* [Stored data entries]:
---------------
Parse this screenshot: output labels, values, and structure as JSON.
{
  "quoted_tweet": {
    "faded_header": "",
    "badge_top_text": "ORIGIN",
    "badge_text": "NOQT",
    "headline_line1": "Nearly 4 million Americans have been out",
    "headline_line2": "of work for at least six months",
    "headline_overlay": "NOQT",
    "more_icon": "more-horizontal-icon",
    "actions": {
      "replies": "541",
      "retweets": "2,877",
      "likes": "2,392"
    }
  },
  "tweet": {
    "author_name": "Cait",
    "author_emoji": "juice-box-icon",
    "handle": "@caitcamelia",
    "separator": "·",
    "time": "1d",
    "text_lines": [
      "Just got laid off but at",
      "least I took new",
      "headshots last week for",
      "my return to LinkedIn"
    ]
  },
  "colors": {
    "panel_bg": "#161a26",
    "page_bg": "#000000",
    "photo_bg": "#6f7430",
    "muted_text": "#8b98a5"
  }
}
---------------
* [Objective]: Filter the entries down to the lines containing "icon". Copy each of those lines.

* [Result]:
    "more_icon": "more-horizontal-icon",
    "author_emoji": "juice-box-icon",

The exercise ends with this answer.